Task: Reproduce the listing below exactly, minus its pictures.
— Start of Material shown —
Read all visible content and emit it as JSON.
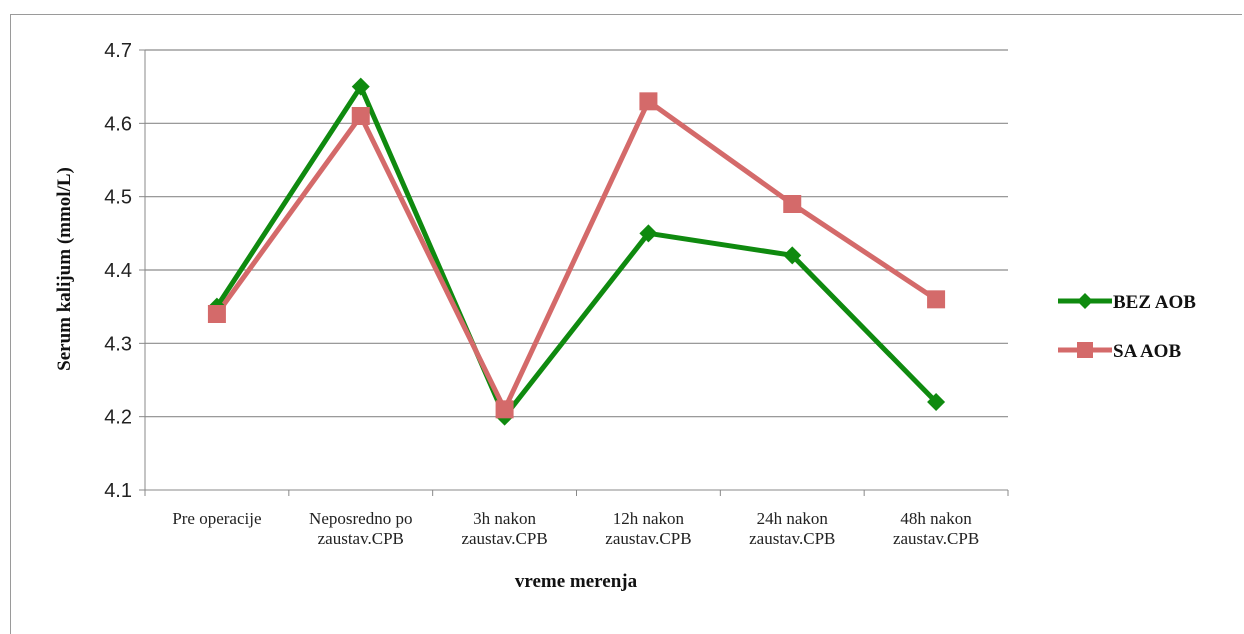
{
  "chart_data": {
    "type": "line",
    "title": "",
    "xlabel": "vreme merenja",
    "ylabel": "Serum kalijum (mmol/L)",
    "ylim": [
      4.1,
      4.7
    ],
    "yticks": [
      "4.1",
      "4.2",
      "4.3",
      "4.4",
      "4.5",
      "4.6",
      "4.7"
    ],
    "categories": [
      [
        "Pre operacije"
      ],
      [
        "Neposredno po",
        "zaustav.CPB"
      ],
      [
        "3h nakon",
        "zaustav.CPB"
      ],
      [
        "12h nakon",
        "zaustav.CPB"
      ],
      [
        "24h nakon",
        "zaustav.CPB"
      ],
      [
        "48h nakon",
        "zaustav.CPB"
      ]
    ],
    "grid": true,
    "legend_position": "right",
    "series": [
      {
        "name": "BEZ AOB",
        "color": "#0f8a0f",
        "marker": "diamond",
        "values": [
          4.35,
          4.65,
          4.2,
          4.45,
          4.42,
          4.22
        ]
      },
      {
        "name": "SA AOB",
        "color": "#d46a6a",
        "marker": "square",
        "values": [
          4.34,
          4.61,
          4.21,
          4.63,
          4.49,
          4.36
        ]
      }
    ]
  }
}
— End of Material shown —
In response:
Read all visible content and emit it as JSON.
{
  "chart_data": {
    "type": "line",
    "title": "",
    "xlabel": "vreme merenja",
    "ylabel": "Serum kalijum (mmol/L)",
    "ylim": [
      4.1,
      4.7
    ],
    "yticks": [
      "4.1",
      "4.2",
      "4.3",
      "4.4",
      "4.5",
      "4.6",
      "4.7"
    ],
    "categories": [
      [
        "Pre operacije"
      ],
      [
        "Neposredno po",
        "zaustav.CPB"
      ],
      [
        "3h nakon",
        "zaustav.CPB"
      ],
      [
        "12h nakon",
        "zaustav.CPB"
      ],
      [
        "24h nakon",
        "zaustav.CPB"
      ],
      [
        "48h nakon",
        "zaustav.CPB"
      ]
    ],
    "grid": true,
    "legend_position": "right",
    "series": [
      {
        "name": "BEZ AOB",
        "color": "#0f8a0f",
        "marker": "diamond",
        "values": [
          4.35,
          4.65,
          4.2,
          4.45,
          4.42,
          4.22
        ]
      },
      {
        "name": "SA AOB",
        "color": "#d46a6a",
        "marker": "square",
        "values": [
          4.34,
          4.61,
          4.21,
          4.63,
          4.49,
          4.36
        ]
      }
    ]
  }
}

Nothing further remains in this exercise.